» **Exercise instructions**
Only lines with the string "title" matter here; gather them from the material below.

» **Record extracts**
★ ★ ★
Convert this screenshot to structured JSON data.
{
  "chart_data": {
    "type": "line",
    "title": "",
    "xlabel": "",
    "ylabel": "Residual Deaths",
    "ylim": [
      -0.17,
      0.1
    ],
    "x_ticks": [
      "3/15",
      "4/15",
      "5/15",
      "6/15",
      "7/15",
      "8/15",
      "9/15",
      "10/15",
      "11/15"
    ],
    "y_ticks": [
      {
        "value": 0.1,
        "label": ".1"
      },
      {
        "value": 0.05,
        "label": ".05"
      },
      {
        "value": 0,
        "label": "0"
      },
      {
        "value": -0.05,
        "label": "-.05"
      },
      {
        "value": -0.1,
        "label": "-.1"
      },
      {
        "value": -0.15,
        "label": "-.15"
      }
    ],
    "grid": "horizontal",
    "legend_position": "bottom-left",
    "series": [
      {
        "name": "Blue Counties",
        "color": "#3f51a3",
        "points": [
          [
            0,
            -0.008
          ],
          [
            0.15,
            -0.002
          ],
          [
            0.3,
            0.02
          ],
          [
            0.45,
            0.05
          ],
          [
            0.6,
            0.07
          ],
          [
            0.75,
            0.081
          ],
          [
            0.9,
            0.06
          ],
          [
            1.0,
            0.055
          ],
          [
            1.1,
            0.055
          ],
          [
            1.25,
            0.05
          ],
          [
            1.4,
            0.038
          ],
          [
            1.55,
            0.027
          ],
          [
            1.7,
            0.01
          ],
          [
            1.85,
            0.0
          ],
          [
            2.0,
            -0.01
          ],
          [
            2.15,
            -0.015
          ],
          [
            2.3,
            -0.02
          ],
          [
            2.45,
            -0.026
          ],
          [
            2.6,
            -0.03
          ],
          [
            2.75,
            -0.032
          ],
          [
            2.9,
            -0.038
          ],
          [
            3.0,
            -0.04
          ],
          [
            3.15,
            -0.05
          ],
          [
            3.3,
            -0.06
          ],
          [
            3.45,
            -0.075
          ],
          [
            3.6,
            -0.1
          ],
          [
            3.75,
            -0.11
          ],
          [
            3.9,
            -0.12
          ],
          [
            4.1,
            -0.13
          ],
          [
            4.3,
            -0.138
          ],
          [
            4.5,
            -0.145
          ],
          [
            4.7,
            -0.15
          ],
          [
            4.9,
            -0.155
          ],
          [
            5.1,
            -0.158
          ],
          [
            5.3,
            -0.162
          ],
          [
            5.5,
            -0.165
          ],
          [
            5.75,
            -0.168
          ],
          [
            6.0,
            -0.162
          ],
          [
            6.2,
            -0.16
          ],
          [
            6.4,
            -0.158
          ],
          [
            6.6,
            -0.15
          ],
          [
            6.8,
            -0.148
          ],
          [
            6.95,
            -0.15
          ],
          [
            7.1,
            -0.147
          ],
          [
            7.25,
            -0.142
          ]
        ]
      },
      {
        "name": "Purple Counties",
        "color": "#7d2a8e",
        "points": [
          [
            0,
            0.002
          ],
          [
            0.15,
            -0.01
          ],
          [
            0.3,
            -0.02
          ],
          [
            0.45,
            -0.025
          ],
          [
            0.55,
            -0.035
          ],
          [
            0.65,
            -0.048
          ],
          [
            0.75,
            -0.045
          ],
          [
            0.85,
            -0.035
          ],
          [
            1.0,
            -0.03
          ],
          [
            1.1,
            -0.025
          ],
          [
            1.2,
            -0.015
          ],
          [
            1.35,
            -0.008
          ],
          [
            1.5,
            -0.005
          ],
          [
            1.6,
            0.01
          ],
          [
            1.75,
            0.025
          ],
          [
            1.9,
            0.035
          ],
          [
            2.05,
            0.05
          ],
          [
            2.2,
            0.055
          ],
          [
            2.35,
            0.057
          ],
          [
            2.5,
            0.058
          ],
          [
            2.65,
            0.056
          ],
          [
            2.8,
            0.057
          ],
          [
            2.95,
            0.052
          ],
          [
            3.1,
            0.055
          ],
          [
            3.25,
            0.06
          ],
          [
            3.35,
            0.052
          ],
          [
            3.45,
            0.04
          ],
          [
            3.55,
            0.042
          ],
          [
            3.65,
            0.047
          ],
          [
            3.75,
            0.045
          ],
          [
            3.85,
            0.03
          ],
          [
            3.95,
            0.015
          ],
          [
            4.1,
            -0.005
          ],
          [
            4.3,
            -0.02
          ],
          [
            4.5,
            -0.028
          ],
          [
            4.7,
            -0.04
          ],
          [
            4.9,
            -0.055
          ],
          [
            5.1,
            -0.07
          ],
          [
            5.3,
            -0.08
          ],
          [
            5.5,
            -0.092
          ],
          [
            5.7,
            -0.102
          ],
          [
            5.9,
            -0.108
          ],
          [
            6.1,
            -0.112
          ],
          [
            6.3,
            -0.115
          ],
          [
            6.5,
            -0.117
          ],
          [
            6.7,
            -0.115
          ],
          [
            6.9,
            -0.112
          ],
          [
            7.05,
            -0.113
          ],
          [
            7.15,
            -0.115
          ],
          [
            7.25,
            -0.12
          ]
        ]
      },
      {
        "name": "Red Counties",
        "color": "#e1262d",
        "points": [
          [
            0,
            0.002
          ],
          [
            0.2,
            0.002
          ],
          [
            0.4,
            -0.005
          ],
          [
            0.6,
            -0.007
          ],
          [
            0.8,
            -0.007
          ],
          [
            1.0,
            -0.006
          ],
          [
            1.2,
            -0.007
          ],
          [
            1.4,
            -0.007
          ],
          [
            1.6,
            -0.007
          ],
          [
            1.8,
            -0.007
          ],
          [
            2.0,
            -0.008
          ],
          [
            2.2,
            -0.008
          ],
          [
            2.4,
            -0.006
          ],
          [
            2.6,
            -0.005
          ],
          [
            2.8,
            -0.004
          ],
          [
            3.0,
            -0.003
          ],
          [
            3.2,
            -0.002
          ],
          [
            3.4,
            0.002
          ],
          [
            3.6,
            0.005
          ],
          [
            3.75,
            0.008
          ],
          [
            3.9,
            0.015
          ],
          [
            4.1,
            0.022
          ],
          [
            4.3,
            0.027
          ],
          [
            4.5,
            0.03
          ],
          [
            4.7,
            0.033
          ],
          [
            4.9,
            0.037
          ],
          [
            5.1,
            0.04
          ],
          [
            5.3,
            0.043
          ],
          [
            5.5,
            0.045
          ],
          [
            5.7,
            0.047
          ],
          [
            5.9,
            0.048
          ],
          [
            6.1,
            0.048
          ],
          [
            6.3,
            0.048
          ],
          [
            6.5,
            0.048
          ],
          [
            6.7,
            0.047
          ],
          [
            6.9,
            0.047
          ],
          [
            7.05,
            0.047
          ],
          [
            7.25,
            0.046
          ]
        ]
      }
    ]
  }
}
★ ★ ★
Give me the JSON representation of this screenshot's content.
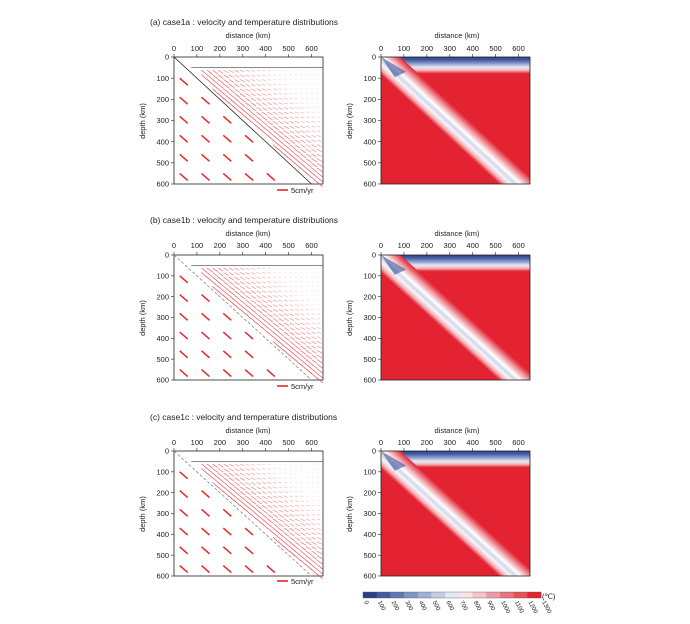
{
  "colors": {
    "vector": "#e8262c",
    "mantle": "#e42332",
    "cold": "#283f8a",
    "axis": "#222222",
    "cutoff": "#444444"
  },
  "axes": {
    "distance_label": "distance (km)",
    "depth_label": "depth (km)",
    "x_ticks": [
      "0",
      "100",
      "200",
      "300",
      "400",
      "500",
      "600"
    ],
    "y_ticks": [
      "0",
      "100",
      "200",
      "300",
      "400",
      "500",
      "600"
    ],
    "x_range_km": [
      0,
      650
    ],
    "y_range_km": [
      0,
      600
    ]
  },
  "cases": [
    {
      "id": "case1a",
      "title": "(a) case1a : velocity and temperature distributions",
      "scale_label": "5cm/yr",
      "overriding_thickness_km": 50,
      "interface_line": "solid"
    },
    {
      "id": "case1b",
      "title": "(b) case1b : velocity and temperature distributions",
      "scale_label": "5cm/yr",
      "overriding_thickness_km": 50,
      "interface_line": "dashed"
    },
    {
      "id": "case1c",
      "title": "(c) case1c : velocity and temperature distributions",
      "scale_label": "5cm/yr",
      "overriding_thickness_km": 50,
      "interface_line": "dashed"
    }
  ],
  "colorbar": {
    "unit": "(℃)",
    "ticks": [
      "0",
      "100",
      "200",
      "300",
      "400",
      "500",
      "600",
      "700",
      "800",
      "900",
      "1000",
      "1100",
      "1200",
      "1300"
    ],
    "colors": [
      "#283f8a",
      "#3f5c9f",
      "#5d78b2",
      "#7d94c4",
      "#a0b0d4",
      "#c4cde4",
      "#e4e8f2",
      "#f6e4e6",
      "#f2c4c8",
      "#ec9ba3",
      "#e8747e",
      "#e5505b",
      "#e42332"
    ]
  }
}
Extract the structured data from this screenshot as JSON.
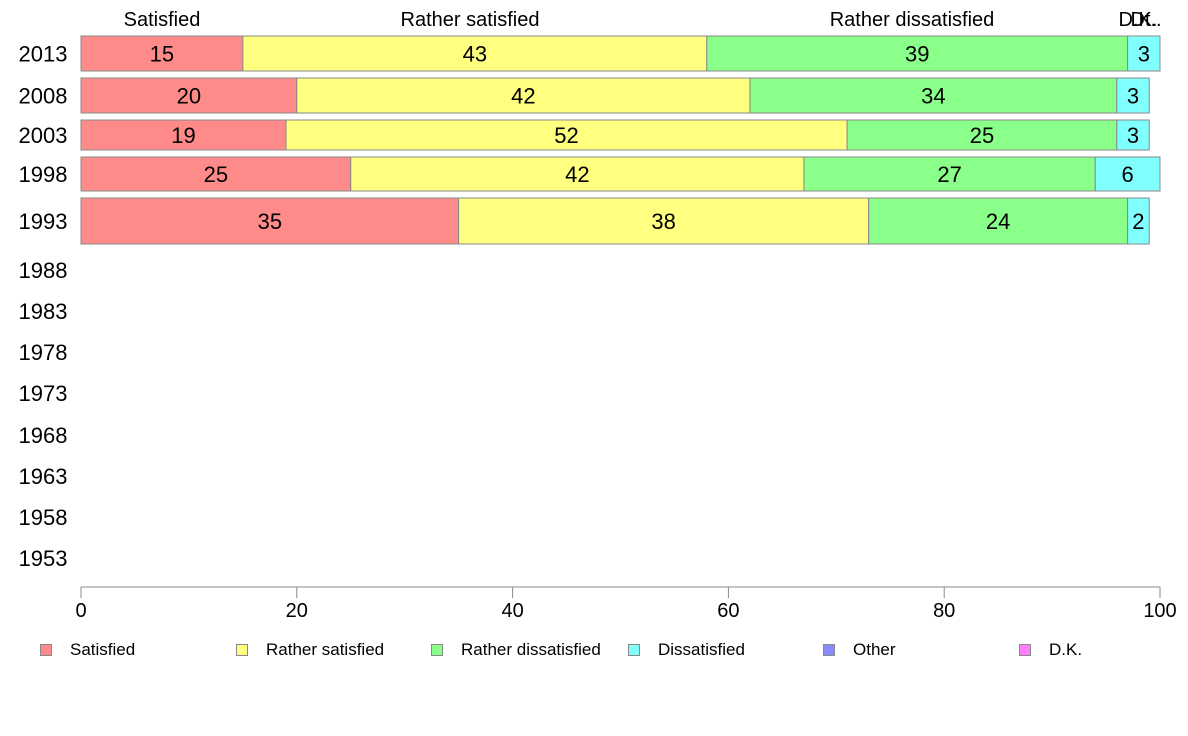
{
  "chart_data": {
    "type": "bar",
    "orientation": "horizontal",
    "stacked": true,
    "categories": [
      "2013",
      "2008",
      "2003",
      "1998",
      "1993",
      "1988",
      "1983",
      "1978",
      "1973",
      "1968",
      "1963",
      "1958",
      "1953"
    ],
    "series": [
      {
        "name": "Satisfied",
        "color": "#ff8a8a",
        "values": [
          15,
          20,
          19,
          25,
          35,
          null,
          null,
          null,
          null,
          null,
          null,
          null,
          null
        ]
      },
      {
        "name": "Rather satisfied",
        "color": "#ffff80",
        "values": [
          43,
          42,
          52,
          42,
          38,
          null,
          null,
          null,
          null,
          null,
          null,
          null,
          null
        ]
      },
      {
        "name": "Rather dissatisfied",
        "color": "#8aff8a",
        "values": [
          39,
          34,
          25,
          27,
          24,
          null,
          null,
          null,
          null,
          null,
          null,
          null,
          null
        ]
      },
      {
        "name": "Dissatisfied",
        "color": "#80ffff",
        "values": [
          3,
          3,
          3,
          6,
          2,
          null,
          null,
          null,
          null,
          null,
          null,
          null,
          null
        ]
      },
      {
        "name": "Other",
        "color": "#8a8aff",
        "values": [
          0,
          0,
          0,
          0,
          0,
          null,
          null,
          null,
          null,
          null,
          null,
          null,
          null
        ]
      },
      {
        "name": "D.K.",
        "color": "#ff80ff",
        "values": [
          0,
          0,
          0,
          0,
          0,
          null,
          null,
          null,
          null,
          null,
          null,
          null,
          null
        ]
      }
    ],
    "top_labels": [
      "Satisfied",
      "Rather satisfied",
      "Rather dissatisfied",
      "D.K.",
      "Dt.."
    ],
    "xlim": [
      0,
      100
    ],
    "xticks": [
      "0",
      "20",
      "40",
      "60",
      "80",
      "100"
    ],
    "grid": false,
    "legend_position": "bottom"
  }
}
★ ★ ★
» **Written answer**
    "title": "",
      "title": "(a) case1a : velocity and temperature distributions",
      "title": "(b) case1b : velocity and temperature distributions",
      "title": "(c) case1c : velocity and temperature distributions",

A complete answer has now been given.